Write out the listing below from the line containing "Give me a plain-text" to its last line, unaltered, ends included.

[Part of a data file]
**********
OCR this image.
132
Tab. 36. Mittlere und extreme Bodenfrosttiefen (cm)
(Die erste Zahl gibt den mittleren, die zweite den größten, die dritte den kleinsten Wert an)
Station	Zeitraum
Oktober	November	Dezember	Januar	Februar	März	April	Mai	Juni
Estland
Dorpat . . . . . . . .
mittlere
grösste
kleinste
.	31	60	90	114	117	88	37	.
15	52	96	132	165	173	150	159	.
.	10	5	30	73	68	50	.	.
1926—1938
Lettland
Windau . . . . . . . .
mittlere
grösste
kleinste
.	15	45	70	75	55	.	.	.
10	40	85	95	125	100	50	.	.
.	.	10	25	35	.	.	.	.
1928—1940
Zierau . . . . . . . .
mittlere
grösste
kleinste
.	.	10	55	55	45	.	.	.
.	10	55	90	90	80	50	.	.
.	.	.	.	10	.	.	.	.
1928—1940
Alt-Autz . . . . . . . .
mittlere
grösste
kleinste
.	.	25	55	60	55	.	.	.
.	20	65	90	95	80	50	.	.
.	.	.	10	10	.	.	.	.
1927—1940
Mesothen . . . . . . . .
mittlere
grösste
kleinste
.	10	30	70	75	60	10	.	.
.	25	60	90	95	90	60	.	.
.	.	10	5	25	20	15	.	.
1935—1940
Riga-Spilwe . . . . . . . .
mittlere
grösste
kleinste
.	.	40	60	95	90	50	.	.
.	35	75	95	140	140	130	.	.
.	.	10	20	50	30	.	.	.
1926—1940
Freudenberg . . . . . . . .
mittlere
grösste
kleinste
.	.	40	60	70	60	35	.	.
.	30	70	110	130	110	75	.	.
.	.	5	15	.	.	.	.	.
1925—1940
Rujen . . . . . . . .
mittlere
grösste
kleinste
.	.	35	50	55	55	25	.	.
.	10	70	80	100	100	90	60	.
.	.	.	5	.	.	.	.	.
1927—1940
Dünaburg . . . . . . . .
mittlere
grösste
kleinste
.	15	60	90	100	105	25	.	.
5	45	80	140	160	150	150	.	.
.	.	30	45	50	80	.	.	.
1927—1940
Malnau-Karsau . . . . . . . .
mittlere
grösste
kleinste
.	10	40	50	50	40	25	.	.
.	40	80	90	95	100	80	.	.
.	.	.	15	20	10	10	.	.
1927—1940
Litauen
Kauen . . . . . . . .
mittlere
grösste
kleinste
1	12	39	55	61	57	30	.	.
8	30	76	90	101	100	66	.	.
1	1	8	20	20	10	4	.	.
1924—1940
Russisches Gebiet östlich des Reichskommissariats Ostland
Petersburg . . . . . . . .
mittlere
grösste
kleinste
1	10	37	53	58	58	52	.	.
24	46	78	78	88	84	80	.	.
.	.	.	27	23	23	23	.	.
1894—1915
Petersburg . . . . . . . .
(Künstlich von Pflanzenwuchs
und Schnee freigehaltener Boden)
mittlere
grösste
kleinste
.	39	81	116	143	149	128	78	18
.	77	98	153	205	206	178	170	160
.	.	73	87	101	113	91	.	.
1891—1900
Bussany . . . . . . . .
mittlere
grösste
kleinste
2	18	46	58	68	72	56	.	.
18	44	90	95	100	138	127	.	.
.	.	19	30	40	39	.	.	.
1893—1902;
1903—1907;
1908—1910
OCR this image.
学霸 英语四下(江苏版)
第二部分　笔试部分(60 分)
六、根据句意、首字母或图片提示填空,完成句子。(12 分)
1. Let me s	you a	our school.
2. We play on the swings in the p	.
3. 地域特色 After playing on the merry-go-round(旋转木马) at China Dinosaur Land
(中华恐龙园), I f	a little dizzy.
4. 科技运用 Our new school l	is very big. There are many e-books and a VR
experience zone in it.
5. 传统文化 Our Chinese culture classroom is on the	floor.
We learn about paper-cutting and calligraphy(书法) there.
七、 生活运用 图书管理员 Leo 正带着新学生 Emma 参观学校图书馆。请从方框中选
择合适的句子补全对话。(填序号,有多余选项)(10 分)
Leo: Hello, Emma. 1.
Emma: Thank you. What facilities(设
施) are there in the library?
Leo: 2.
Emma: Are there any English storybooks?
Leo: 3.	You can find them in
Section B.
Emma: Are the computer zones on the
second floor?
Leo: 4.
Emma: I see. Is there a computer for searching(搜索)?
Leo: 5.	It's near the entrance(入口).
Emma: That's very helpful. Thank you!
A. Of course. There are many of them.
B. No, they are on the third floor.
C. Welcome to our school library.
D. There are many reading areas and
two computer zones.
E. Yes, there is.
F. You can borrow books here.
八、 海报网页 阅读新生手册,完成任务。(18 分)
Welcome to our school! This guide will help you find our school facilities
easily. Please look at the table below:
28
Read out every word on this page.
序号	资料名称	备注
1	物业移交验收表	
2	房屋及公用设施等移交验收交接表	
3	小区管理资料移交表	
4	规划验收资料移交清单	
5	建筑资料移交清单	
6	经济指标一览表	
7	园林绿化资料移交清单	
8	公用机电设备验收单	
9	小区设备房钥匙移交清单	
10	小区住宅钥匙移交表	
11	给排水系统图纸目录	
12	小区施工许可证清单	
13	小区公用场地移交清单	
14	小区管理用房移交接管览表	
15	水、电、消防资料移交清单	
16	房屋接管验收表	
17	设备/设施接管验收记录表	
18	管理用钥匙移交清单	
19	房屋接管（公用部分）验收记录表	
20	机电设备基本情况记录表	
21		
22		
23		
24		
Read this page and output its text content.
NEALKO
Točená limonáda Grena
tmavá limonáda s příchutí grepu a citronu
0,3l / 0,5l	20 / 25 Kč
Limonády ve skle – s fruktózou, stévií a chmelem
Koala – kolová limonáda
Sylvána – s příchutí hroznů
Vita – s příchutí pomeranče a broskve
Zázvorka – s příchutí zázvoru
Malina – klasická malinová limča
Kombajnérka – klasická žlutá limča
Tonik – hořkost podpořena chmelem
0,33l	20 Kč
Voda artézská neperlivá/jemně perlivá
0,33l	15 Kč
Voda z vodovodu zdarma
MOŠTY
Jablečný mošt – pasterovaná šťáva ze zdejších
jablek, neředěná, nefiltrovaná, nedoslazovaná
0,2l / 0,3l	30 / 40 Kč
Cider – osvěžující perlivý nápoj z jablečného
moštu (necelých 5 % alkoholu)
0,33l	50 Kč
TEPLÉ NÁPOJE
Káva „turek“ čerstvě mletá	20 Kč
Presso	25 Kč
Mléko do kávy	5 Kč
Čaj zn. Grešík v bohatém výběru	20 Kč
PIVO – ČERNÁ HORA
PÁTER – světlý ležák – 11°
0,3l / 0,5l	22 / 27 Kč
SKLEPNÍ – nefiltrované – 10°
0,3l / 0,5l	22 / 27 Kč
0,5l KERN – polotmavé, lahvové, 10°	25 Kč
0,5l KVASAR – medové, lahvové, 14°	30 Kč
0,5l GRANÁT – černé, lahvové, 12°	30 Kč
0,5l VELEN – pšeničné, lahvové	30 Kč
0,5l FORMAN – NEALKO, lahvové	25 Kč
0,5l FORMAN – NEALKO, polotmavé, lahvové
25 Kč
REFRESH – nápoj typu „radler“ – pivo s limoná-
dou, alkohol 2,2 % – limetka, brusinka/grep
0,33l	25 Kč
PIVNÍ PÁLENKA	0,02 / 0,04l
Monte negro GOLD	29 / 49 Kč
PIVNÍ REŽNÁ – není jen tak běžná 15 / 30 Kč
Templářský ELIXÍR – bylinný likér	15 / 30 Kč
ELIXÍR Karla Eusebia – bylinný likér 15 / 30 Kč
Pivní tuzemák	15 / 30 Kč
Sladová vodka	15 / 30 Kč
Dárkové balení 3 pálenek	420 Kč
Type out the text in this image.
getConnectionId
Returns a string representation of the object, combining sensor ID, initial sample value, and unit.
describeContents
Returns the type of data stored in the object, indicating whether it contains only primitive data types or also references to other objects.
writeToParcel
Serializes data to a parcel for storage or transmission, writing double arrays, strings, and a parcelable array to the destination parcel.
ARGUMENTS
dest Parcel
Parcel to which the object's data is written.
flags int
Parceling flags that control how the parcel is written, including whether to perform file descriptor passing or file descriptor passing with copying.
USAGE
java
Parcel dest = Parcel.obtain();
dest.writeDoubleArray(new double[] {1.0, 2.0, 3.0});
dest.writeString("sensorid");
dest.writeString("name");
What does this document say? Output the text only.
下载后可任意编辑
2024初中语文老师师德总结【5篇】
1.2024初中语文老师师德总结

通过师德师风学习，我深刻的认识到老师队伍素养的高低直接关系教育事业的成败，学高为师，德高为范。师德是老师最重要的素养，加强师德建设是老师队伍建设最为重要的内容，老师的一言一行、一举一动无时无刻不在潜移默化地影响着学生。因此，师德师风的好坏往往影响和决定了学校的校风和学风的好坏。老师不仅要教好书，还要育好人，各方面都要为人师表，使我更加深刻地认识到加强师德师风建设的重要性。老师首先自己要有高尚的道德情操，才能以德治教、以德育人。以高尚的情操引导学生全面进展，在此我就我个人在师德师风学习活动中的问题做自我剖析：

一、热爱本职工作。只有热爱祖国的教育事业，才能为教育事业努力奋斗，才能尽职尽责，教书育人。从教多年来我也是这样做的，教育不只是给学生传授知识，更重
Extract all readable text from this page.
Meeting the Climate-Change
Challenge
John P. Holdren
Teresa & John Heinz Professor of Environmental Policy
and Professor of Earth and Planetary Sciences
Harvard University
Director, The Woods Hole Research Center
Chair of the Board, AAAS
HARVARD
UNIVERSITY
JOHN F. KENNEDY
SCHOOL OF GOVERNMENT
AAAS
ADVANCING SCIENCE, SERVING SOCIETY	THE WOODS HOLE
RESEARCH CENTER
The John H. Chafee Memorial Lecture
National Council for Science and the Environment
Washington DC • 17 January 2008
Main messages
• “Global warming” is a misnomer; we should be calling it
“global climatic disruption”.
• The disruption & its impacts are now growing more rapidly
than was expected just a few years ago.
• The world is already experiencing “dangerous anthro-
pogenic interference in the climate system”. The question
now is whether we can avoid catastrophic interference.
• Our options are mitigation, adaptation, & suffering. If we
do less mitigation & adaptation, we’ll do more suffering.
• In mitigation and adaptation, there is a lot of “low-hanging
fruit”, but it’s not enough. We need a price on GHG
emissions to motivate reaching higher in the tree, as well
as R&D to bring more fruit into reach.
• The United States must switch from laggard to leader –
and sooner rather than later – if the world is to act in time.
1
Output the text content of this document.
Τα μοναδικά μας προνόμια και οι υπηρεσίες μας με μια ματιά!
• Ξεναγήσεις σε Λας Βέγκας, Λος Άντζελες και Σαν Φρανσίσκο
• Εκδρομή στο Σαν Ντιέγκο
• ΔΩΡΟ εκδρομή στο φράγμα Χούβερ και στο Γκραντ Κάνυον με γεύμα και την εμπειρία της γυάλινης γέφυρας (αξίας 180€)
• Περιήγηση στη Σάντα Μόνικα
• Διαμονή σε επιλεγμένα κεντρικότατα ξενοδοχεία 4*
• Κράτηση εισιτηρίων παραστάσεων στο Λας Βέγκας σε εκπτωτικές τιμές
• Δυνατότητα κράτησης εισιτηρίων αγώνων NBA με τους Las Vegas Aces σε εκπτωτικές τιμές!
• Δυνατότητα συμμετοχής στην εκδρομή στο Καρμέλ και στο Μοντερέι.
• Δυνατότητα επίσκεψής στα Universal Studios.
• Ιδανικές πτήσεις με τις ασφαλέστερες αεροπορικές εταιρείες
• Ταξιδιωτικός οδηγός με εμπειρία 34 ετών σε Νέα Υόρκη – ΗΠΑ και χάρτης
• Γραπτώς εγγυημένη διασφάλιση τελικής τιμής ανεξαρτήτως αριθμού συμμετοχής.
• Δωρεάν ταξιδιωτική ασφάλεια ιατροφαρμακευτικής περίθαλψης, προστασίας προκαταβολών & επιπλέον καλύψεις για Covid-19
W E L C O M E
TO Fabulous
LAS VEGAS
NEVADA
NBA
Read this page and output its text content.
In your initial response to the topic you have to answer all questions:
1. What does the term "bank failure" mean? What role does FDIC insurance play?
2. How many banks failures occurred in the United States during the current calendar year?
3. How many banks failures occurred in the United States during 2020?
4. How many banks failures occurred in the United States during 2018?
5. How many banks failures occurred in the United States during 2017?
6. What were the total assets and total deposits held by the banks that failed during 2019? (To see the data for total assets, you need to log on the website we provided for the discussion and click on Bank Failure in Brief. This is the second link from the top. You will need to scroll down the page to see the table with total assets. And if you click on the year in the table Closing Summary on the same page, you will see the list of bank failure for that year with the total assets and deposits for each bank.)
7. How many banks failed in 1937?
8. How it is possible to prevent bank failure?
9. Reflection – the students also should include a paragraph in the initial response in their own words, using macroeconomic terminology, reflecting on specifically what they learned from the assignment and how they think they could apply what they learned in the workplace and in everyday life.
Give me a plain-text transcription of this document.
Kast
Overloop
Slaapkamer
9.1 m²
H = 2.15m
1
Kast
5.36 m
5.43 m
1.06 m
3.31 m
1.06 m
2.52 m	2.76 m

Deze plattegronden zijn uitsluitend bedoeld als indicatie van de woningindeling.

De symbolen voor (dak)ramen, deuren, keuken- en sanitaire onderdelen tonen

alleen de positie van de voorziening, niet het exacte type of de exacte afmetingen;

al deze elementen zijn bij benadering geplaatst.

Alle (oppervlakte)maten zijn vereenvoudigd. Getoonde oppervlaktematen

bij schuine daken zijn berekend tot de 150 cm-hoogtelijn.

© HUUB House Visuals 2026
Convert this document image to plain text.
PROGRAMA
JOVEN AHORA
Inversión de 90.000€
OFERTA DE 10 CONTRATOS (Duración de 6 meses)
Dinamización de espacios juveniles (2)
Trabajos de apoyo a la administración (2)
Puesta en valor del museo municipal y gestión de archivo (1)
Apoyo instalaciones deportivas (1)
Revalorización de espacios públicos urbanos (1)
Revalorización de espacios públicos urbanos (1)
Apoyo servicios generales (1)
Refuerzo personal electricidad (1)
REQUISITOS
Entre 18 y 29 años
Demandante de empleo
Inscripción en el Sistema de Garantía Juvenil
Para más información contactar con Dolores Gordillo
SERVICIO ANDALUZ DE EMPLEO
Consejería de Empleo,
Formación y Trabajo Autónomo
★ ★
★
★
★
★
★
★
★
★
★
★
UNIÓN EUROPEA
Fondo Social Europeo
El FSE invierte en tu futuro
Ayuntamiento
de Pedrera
**********
**OUTPUT OF THE EXERCISE**
Give me a plain-text transcription of this document.
Kast
Overloop
Slaapkamer
9.1 m²
H = 2.15m
1
Kast
5.36 m
5.43 m
1.06 m
3.31 m
1.06 m
2.52 m	2.76 m

Deze plattegronden zijn uitsluitend bedoeld als indicatie van de woningindeling.

De symbolen voor (dak)ramen, deuren, keuken- en sanitaire onderdelen tonen

alleen de positie van de voorziening, niet het exacte type of de exacte afmetingen;

al deze elementen zijn bij benadering geplaatst.

Alle (oppervlakte)maten zijn vereenvoudigd. Getoonde oppervlaktematen

bij schuine daken zijn berekend tot de 150 cm-hoogtelijn.

© HUUB House Visuals 2026
Convert this document image to plain text.
PROGRAMA
JOVEN AHORA
Inversión de 90.000€
OFERTA DE 10 CONTRATOS (Duración de 6 meses)
Dinamización de espacios juveniles (2)
Trabajos de apoyo a la administración (2)
Puesta en valor del museo municipal y gestión de archivo (1)
Apoyo instalaciones deportivas (1)
Revalorización de espacios públicos urbanos (1)
Revalorización de espacios públicos urbanos (1)
Apoyo servicios generales (1)
Refuerzo personal electricidad (1)
REQUISITOS
Entre 18 y 29 años
Demandante de empleo
Inscripción en el Sistema de Garantía Juvenil
Para más información contactar con Dolores Gordillo
SERVICIO ANDALUZ DE EMPLEO
Consejería de Empleo,
Formación y Trabajo Autónomo
★ ★
★
★
★
★
★
★
★
★
★
★
UNIÓN EUROPEA
Fondo Social Europeo
El FSE invierte en tu futuro
Ayuntamiento
de Pedrera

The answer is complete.